Dataset listings of figures
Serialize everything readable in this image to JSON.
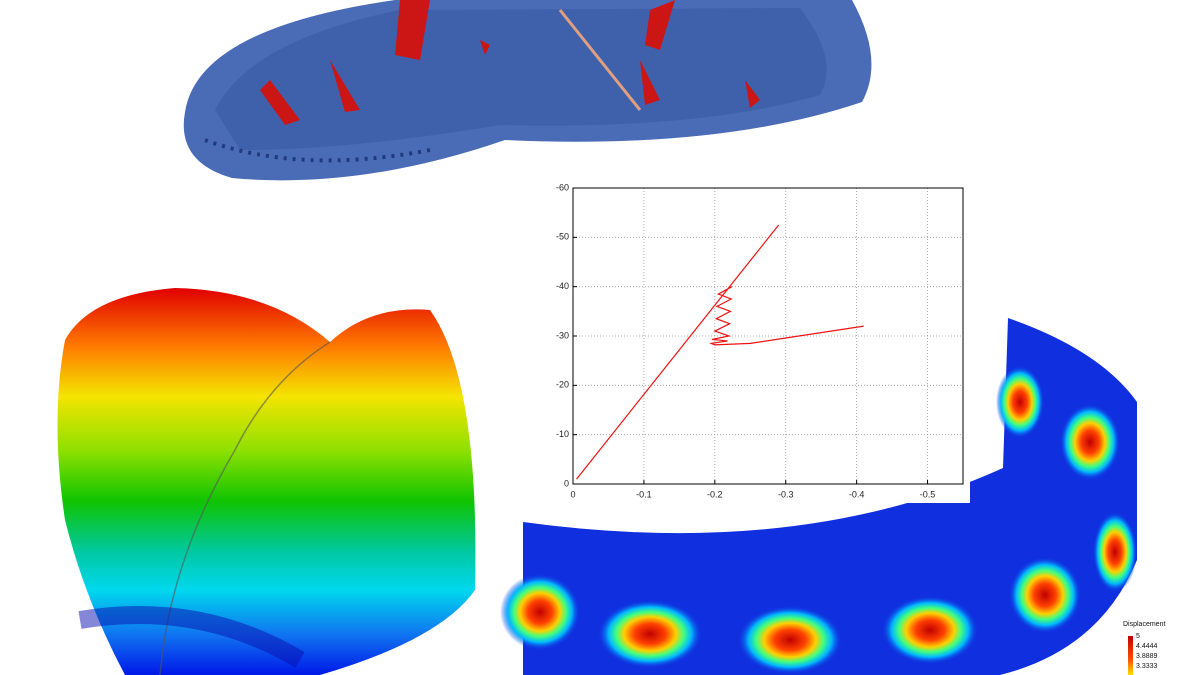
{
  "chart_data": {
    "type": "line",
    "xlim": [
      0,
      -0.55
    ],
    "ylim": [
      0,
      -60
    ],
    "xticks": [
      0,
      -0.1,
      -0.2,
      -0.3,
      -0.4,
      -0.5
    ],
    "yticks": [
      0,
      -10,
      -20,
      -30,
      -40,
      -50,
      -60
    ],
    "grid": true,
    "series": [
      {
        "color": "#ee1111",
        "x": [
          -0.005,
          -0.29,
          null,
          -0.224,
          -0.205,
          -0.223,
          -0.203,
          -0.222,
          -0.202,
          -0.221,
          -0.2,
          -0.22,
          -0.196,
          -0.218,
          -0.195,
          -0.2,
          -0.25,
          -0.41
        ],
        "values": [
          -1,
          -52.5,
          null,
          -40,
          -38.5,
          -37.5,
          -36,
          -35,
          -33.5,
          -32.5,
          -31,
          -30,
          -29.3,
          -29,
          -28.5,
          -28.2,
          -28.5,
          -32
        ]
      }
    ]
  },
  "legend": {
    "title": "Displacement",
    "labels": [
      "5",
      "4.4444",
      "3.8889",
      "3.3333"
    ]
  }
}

• [Task instructions]:
Pictures are excluded; copy every other part of the records exactly.

• [Full answer]:
Serialize everything readable in this image to JSON.
{
  "chart_data": {
    "type": "line",
    "xlim": [
      0,
      -0.55
    ],
    "ylim": [
      0,
      -60
    ],
    "xticks": [
      0,
      -0.1,
      -0.2,
      -0.3,
      -0.4,
      -0.5
    ],
    "yticks": [
      0,
      -10,
      -20,
      -30,
      -40,
      -50,
      -60
    ],
    "grid": true,
    "series": [
      {
        "color": "#ee1111",
        "x": [
          -0.005,
          -0.29,
          null,
          -0.224,
          -0.205,
          -0.223,
          -0.203,
          -0.222,
          -0.202,
          -0.221,
          -0.2,
          -0.22,
          -0.196,
          -0.218,
          -0.195,
          -0.2,
          -0.25,
          -0.41
        ],
        "values": [
          -1,
          -52.5,
          null,
          -40,
          -38.5,
          -37.5,
          -36,
          -35,
          -33.5,
          -32.5,
          -31,
          -30,
          -29.3,
          -29,
          -28.5,
          -28.2,
          -28.5,
          -32
        ]
      }
    ]
  },
  "legend": {
    "title": "Displacement",
    "labels": [
      "5",
      "4.4444",
      "3.8889",
      "3.3333"
    ]
  }
}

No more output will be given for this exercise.